### Stated exercise
Set down exactly the lines from the one containing "Type out the text in this image." through the end of the records below, both included, and nothing else.

/---

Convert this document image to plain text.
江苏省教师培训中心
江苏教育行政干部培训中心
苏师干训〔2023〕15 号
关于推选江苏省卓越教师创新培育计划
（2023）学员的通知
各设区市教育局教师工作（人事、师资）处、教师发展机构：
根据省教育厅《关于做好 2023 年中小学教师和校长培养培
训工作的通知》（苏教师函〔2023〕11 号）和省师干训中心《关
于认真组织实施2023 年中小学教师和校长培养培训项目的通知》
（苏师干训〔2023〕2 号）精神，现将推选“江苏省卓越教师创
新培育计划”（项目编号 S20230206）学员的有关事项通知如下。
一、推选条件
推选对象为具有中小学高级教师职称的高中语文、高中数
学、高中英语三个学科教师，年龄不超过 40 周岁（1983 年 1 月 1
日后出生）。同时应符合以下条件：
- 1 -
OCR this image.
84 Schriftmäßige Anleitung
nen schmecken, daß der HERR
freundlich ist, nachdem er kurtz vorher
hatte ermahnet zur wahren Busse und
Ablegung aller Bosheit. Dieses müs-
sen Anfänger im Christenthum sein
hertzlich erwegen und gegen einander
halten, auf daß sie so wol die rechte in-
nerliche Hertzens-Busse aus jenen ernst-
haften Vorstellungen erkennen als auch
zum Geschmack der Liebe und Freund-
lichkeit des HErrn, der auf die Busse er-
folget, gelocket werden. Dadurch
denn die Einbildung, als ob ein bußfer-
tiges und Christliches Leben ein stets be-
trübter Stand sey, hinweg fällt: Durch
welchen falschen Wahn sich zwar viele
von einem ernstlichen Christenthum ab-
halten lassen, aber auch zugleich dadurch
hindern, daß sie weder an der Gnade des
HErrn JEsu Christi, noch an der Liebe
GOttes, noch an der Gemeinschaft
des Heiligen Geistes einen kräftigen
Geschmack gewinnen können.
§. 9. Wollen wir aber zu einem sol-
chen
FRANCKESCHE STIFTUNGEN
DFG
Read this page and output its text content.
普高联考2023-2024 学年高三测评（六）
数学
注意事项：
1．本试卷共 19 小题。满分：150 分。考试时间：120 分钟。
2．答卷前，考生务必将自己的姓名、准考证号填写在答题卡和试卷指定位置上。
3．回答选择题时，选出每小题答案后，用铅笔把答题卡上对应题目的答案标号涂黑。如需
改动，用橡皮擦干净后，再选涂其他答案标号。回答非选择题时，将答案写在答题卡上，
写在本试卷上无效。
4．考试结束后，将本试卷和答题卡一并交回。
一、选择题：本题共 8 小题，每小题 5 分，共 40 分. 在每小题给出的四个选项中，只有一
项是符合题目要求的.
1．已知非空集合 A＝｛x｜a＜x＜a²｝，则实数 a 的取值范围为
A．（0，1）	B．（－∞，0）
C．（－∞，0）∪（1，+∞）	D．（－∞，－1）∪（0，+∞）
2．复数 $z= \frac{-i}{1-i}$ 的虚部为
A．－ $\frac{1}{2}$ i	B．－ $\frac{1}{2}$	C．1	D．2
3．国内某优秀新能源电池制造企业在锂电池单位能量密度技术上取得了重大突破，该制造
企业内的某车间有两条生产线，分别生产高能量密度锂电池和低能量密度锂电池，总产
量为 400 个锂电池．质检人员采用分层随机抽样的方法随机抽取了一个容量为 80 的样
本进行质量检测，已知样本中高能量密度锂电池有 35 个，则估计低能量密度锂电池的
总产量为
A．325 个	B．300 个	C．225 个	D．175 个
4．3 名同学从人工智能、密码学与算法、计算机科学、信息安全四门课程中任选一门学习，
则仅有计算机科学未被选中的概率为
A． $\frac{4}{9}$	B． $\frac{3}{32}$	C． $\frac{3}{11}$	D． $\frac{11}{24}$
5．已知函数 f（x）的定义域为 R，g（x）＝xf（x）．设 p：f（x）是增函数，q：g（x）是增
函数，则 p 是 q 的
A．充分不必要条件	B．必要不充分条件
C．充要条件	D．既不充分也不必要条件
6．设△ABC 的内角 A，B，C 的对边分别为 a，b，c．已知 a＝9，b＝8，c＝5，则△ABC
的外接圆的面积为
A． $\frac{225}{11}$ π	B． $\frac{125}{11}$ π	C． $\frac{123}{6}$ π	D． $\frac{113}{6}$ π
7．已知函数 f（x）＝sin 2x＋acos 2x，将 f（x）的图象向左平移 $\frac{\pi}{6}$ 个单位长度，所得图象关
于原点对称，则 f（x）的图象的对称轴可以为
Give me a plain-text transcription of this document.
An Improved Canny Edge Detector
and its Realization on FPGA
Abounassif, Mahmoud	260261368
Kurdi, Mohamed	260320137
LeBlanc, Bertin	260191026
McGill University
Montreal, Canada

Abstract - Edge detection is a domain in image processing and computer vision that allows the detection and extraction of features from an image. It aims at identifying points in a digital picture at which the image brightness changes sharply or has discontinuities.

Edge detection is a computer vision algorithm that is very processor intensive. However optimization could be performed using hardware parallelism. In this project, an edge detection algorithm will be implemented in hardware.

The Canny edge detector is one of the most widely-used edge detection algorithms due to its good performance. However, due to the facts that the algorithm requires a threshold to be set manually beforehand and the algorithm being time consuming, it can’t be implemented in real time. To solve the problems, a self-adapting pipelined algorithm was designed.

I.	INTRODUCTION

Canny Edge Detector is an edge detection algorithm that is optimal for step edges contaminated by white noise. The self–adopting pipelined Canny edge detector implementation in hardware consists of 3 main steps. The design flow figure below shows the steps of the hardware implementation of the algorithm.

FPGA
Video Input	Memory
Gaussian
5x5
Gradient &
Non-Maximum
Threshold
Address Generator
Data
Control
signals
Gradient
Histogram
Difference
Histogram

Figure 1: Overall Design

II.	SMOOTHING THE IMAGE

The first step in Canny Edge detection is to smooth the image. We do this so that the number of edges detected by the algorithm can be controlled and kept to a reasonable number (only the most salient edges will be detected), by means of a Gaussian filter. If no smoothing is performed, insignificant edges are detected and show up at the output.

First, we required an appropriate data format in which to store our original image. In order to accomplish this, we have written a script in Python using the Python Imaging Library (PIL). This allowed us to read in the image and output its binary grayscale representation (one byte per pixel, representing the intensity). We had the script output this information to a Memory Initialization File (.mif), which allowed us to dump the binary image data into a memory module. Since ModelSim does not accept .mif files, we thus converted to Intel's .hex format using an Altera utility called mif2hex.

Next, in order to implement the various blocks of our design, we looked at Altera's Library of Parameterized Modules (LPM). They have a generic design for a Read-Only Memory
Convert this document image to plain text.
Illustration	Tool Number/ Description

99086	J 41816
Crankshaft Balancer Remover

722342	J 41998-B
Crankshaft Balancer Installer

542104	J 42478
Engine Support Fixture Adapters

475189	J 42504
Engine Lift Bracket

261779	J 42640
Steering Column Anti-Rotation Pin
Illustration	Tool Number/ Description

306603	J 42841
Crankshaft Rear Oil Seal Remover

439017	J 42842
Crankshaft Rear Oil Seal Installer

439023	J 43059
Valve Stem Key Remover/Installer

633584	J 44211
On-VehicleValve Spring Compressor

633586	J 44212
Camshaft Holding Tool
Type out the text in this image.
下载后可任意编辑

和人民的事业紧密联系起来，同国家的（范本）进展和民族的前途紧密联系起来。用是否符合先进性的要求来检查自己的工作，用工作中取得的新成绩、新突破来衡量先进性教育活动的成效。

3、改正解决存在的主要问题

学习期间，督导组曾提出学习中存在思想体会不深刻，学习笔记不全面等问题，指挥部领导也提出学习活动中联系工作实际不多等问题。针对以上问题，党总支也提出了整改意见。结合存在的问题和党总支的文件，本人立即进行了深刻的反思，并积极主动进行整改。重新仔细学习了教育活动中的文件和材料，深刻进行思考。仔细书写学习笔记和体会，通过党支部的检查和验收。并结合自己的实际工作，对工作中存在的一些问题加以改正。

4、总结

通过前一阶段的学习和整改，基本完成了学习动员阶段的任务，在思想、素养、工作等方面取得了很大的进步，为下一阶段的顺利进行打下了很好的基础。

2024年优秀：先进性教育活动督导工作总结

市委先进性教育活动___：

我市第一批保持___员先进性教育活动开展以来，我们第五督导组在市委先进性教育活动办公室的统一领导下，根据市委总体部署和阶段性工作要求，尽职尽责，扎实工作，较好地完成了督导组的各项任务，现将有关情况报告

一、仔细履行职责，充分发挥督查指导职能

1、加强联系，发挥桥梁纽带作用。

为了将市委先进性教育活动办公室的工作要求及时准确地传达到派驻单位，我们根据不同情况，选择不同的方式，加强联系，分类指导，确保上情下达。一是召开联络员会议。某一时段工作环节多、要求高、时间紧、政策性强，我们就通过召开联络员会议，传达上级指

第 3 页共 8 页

\---

### Solution
Type out the text in this image.
下载后可任意编辑

和人民的事业紧密联系起来，同国家的（范本）进展和民族的前途紧密联系起来。用是否符合先进性的要求来检查自己的工作，用工作中取得的新成绩、新突破来衡量先进性教育活动的成效。

3、改正解决存在的主要问题

学习期间，督导组曾提出学习中存在思想体会不深刻，学习笔记不全面等问题，指挥部领导也提出学习活动中联系工作实际不多等问题。针对以上问题，党总支也提出了整改意见。结合存在的问题和党总支的文件，本人立即进行了深刻的反思，并积极主动进行整改。重新仔细学习了教育活动中的文件和材料，深刻进行思考。仔细书写学习笔记和体会，通过党支部的检查和验收。并结合自己的实际工作，对工作中存在的一些问题加以改正。

4、总结

通过前一阶段的学习和整改，基本完成了学习动员阶段的任务，在思想、素养、工作等方面取得了很大的进步，为下一阶段的顺利进行打下了很好的基础。

2024年优秀：先进性教育活动督导工作总结

市委先进性教育活动___：

我市第一批保持___员先进性教育活动开展以来，我们第五督导组在市委先进性教育活动办公室的统一领导下，根据市委总体部署和阶段性工作要求，尽职尽责，扎实工作，较好地完成了督导组的各项任务，现将有关情况报告

一、仔细履行职责，充分发挥督查指导职能

1、加强联系，发挥桥梁纽带作用。

为了将市委先进性教育活动办公室的工作要求及时准确地传达到派驻单位，我们根据不同情况，选择不同的方式，加强联系，分类指导，确保上情下达。一是召开联络员会议。某一时段工作环节多、要求高、时间紧、政策性强，我们就通过召开联络员会议，传达上级指

第 3 页共 8 页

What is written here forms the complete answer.